→ What to do: Can you copy out, word for word, the lines of the material from the one containing "Patent image size: (765, 1350)." through the one containing "The outlet opening 38 is at (345, 1042).", including both of those lines?

--- START OF Records provided ---

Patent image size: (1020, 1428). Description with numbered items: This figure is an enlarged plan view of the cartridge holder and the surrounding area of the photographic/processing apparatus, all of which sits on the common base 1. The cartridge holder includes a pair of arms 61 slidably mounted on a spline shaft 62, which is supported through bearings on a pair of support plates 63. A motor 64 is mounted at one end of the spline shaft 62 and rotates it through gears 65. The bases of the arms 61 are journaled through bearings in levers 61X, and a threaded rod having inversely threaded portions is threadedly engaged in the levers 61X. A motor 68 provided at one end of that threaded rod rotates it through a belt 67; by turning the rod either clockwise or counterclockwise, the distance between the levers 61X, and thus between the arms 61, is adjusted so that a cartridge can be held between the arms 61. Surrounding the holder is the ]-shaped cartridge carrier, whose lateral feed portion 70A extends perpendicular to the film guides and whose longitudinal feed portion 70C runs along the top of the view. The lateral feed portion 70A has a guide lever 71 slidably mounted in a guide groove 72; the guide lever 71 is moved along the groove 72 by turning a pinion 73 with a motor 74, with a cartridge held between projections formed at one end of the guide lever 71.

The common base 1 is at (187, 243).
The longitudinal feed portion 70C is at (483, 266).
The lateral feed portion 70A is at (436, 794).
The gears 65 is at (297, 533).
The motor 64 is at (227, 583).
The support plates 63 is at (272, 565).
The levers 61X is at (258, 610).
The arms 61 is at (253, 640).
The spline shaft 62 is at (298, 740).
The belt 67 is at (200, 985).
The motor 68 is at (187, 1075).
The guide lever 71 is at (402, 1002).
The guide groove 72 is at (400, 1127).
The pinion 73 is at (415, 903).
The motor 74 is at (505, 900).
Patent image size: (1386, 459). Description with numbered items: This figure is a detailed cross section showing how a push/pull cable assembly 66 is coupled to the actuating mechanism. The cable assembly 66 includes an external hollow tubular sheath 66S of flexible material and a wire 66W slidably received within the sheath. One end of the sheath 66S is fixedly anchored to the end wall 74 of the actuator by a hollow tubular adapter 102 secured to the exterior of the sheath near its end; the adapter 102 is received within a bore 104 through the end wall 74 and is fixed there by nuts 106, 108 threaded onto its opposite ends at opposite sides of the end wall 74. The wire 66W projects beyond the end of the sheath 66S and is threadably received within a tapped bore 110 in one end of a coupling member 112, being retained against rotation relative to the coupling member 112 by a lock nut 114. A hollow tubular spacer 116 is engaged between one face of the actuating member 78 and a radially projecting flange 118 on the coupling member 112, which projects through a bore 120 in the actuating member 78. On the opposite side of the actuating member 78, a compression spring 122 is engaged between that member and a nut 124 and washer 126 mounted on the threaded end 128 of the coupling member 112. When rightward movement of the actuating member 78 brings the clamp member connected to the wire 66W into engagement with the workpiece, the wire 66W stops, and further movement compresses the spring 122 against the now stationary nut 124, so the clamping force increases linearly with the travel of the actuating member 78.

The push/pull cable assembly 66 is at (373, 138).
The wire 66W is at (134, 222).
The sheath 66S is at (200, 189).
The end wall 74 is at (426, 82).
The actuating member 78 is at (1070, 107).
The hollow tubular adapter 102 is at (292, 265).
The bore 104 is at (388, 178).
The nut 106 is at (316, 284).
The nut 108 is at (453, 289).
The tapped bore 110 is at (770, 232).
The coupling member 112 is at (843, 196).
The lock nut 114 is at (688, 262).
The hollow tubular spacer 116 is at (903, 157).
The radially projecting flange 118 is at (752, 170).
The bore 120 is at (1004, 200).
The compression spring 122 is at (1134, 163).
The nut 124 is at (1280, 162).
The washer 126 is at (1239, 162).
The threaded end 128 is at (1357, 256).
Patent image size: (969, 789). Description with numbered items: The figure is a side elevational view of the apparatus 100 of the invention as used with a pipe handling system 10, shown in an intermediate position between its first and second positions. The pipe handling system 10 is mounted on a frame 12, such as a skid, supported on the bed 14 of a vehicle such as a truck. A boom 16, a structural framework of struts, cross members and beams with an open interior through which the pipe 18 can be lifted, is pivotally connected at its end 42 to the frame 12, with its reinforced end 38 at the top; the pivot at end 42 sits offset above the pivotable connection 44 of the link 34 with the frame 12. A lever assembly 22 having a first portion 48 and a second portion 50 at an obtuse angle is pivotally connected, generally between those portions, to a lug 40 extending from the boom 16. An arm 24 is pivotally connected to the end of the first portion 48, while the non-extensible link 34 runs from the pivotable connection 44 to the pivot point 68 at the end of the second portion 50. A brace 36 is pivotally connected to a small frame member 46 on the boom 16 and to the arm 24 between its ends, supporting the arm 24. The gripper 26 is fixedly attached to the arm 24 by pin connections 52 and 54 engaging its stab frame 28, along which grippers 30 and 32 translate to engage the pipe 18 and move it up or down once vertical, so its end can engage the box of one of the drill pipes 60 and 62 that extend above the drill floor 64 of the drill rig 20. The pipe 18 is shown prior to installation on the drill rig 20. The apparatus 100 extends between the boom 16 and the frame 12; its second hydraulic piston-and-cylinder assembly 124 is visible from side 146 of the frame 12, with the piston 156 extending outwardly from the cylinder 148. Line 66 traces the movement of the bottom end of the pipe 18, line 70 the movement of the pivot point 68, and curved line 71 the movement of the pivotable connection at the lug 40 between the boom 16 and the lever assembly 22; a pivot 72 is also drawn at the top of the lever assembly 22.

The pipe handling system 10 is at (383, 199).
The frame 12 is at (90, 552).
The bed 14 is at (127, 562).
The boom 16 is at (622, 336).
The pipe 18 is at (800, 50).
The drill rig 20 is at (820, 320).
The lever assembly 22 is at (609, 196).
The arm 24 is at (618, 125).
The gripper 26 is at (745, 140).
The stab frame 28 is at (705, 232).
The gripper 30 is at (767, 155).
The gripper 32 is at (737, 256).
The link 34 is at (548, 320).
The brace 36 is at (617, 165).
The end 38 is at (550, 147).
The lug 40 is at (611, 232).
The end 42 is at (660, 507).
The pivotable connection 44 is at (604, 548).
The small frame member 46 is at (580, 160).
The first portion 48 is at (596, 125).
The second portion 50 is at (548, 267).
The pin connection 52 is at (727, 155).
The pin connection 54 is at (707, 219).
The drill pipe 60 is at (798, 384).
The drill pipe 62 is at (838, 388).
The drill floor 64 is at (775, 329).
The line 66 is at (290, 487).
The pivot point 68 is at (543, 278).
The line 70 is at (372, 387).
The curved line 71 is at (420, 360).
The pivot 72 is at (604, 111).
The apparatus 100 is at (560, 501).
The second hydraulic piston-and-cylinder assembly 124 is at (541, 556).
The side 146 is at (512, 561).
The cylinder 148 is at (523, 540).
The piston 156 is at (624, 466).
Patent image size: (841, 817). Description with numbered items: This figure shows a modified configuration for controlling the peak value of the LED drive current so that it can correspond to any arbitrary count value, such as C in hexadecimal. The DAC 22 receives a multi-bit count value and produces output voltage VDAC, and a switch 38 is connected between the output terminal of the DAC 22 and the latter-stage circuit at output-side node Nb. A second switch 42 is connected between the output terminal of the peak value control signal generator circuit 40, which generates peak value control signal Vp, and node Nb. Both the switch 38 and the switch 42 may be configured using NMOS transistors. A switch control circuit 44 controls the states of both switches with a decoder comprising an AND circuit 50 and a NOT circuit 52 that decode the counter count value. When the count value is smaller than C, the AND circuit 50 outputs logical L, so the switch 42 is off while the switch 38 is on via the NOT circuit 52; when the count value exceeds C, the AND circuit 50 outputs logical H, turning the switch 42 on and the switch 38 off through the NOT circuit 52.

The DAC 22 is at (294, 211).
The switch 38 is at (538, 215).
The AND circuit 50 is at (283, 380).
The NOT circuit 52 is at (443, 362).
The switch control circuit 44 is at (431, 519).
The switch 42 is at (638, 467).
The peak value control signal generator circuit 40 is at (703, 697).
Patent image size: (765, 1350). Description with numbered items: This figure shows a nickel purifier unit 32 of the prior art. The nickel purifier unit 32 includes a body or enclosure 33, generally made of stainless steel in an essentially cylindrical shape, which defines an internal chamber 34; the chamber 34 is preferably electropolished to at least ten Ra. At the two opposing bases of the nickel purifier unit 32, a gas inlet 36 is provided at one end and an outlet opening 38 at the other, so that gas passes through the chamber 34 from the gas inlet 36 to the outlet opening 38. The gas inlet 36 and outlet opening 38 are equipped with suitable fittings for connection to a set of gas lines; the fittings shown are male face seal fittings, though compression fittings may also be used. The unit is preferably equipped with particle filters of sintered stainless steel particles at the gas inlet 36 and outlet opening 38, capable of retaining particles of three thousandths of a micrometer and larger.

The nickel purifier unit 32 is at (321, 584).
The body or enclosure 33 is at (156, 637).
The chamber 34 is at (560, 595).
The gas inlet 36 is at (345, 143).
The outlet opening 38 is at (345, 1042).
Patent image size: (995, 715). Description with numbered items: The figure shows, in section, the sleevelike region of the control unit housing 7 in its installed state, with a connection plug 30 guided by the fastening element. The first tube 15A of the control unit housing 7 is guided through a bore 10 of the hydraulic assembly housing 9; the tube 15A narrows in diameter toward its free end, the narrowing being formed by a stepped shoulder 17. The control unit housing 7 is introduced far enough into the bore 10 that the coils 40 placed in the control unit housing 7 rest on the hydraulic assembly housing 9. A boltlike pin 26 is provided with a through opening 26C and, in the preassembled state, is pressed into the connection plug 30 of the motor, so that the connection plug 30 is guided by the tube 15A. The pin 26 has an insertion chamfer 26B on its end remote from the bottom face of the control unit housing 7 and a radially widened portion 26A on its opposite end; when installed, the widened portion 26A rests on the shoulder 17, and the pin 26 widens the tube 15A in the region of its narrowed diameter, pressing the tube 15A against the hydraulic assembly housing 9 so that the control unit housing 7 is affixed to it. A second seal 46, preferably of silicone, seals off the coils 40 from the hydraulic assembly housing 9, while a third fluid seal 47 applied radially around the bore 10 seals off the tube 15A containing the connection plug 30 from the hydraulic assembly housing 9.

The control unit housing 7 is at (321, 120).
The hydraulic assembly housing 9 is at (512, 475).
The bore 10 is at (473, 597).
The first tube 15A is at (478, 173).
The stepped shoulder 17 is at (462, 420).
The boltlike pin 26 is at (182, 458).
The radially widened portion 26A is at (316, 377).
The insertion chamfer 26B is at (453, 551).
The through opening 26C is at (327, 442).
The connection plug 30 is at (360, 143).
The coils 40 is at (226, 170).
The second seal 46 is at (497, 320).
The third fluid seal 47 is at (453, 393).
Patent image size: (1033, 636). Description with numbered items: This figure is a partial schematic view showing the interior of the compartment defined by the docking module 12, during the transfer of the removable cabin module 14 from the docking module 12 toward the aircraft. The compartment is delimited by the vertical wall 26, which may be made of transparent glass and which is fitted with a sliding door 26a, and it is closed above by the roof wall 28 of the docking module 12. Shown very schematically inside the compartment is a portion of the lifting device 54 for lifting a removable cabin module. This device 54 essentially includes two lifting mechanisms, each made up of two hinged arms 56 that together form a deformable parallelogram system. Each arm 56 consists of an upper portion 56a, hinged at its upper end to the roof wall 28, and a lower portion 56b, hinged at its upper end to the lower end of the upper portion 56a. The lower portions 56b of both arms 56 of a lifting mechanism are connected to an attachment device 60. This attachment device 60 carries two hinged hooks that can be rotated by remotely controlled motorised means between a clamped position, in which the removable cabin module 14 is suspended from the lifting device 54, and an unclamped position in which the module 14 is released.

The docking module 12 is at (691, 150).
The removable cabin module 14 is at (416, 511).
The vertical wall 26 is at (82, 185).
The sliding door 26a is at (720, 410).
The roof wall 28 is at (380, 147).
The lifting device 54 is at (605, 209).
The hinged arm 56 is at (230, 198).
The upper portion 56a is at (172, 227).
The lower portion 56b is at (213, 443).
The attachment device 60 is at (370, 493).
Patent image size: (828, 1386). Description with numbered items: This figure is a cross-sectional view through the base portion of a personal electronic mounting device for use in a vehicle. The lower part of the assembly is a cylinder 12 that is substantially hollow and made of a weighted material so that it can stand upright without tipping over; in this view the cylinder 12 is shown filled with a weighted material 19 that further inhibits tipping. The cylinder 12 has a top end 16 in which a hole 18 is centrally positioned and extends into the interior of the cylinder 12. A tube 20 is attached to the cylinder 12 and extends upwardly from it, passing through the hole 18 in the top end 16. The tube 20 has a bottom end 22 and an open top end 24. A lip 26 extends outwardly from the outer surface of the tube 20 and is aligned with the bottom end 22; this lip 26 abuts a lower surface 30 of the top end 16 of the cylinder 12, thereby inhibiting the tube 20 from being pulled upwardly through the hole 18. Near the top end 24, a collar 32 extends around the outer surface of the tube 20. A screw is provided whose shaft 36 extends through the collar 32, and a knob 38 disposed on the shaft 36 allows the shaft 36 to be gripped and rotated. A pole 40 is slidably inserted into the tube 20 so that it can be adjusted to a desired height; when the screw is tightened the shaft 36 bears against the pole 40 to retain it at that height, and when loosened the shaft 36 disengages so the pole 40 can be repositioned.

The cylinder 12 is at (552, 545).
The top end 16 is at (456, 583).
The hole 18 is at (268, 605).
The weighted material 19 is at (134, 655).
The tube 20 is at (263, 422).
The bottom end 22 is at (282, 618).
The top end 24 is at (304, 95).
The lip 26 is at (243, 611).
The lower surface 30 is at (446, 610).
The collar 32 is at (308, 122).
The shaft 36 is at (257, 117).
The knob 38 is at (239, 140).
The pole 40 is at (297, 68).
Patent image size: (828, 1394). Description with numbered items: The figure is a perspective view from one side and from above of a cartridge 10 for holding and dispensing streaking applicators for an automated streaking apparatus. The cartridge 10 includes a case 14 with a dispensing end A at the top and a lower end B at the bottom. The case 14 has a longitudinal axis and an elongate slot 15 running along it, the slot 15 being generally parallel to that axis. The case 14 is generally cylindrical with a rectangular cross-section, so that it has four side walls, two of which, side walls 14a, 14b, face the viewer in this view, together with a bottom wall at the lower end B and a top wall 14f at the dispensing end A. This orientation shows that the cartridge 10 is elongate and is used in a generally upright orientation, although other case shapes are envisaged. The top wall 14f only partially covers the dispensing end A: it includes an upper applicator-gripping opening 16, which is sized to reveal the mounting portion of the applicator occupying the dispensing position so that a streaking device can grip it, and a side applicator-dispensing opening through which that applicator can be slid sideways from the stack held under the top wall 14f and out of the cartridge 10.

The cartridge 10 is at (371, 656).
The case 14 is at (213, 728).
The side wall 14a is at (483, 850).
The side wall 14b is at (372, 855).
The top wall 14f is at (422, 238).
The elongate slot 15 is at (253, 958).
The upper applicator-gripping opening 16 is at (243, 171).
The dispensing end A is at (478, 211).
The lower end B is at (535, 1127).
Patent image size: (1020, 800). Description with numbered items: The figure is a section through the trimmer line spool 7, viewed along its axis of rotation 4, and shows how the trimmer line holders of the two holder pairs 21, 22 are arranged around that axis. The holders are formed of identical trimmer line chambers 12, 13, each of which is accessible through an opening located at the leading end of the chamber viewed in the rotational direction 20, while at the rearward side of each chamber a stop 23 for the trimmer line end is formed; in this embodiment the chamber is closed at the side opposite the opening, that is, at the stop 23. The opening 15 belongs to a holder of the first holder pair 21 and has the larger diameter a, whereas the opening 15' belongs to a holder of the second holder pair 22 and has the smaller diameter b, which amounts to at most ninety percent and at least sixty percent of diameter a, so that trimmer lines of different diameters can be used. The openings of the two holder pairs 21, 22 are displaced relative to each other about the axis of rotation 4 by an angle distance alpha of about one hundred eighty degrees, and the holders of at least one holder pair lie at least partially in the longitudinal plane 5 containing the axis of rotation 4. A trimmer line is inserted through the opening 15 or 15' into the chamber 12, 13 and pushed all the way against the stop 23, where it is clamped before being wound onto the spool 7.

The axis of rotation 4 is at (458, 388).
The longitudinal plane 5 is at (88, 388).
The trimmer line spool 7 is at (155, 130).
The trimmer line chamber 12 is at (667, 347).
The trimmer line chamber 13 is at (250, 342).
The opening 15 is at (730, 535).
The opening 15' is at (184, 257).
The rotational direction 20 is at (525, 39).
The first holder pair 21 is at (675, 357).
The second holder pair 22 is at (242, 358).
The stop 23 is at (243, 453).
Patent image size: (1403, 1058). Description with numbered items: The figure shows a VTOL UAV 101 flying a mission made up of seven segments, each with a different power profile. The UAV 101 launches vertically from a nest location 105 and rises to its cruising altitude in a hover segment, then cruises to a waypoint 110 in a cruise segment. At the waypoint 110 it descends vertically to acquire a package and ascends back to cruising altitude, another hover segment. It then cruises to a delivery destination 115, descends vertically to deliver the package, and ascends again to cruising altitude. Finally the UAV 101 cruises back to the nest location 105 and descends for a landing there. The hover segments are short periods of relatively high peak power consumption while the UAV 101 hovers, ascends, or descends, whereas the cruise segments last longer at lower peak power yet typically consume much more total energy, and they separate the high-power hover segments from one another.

--- END OF Records provided ---

→ Written answer:
Patent image size: (765, 1350). Description with numbered items: This figure shows a nickel purifier unit 32 of the prior art. The nickel purifier unit 32 includes a body or enclosure 33, generally made of stainless steel in an essentially cylindrical shape, which defines an internal chamber 34; the chamber 34 is preferably electropolished to at least ten Ra. At the two opposing bases of the nickel purifier unit 32, a gas inlet 36 is provided at one end and an outlet opening 38 at the other, so that gas passes through the chamber 34 from the gas inlet 36 to the outlet opening 38. The gas inlet 36 and outlet opening 38 are equipped with suitable fittings for connection to a set of gas lines; the fittings shown are male face seal fittings, though compression fittings may also be used. The unit is preferably equipped with particle filters of sintered stainless steel particles at the gas inlet 36 and outlet opening 38, capable of retaining particles of three thousandths of a micrometer and larger.

The nickel purifier unit 32 is at (321, 584).
The body or enclosure 33 is at (156, 637).
The chamber 34 is at (560, 595).
The gas inlet 36 is at (345, 143).
The outlet opening 38 is at (345, 1042).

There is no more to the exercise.